+++ SOURCE EXCERPT +++

The primary circuit IS NOT insulated from the secondary.  The whole 
system is designed around copper tubing, which has NO insulation.  The 
reason is to allow changing the tapping of the system, to tune the coil.  
Getting too close to this circuit will cause a white hot arc (like in the 
spark gap) to hit your body, causing a BIG SHOCK.  I hit the primary 
circuit of a small (2000v) coils, and I though I would die.  Never again!
 
What about the secondary?  I understand that the output of a 
well > > tuned coil is less dangerous than that of a poorly tuned coil. 
> 
> WHy is that so?
The high frequency electricity should show the skin effect, passing over 
the surface.  This is like being in a car when it's struck by lightning.

+++ DATASET ENTRIES +++

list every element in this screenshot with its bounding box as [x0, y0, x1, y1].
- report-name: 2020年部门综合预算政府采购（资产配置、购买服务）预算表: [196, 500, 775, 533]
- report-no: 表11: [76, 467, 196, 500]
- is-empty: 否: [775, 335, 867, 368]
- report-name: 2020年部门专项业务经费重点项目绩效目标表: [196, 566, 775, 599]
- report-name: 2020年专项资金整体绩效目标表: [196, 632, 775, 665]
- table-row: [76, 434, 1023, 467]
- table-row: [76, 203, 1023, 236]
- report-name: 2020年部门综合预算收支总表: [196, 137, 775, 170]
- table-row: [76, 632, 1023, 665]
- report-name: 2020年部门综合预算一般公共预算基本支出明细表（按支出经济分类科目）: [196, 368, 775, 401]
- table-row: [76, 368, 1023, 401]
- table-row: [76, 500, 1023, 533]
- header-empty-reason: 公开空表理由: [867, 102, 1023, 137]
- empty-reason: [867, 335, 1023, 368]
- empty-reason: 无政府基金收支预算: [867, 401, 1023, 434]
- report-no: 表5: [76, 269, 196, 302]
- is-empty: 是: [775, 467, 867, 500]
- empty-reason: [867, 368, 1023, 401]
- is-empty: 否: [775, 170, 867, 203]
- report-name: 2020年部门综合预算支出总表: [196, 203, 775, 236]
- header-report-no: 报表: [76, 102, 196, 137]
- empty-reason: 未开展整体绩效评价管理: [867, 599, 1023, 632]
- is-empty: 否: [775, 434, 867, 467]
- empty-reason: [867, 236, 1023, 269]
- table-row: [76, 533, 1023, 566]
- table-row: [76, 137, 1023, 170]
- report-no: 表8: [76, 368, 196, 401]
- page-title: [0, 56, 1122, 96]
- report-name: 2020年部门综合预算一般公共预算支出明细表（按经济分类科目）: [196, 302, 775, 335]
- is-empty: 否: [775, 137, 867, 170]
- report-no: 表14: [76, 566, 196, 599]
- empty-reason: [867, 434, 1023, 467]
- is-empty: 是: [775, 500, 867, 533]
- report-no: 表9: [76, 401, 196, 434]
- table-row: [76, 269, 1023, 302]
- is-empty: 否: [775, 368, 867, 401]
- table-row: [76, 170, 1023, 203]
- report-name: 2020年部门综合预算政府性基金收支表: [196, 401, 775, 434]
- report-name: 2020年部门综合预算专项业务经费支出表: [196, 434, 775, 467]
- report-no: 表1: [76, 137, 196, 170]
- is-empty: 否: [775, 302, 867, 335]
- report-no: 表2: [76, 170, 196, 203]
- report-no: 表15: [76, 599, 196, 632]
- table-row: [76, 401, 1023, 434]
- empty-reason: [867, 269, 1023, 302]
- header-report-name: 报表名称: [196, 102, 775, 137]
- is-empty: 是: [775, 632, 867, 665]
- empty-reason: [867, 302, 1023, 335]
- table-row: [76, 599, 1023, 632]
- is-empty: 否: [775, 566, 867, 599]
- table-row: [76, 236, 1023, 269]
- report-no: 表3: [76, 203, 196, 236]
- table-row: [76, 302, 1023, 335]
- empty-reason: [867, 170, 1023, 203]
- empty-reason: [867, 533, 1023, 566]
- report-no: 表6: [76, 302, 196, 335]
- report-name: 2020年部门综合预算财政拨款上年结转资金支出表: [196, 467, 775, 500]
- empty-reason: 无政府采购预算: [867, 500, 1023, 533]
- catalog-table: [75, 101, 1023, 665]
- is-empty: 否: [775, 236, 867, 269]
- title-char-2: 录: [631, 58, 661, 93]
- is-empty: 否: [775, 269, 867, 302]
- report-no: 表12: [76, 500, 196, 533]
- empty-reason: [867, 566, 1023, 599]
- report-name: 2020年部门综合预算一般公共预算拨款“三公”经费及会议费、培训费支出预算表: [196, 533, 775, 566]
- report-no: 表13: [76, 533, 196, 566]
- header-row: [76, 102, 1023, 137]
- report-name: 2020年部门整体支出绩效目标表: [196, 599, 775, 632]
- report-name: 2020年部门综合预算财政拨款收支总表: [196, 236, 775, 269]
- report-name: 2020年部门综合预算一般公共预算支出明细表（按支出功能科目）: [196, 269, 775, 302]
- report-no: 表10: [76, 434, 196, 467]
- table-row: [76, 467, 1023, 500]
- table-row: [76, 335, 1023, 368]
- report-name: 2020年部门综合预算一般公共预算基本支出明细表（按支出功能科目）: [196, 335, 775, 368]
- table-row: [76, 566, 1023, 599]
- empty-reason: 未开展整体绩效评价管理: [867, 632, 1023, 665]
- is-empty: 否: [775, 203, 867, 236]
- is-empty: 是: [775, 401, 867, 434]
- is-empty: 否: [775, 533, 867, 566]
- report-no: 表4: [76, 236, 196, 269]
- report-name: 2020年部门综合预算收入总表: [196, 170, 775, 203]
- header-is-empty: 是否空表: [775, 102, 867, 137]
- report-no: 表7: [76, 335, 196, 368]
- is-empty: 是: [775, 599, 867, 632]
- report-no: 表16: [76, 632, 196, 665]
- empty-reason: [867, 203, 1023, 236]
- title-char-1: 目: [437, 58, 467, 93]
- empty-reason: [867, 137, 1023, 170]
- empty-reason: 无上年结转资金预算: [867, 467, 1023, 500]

+++

== WRITTEN PROBLEM ==
Pick up the coil safety discussion above right after its final sentence and continue it.

== EXPECTED ANSWER ==
> > How do 
> > you know if its well tuned, is that the same as observing for corona 
> > increase?  Has anyone ever tried to connect themselves to the coil, to do 
> > what Tesla did (sparks out the fingertips and hair).  I saw this 
> > performed on T.V., but don't dare to do it on my own!
> 
> THis in my understanding depends upon the frequency and current, and not
> voltage. The high frequency currents will go through skin and not heart
> or nerve or muscle and with low amperage will not burn the skin.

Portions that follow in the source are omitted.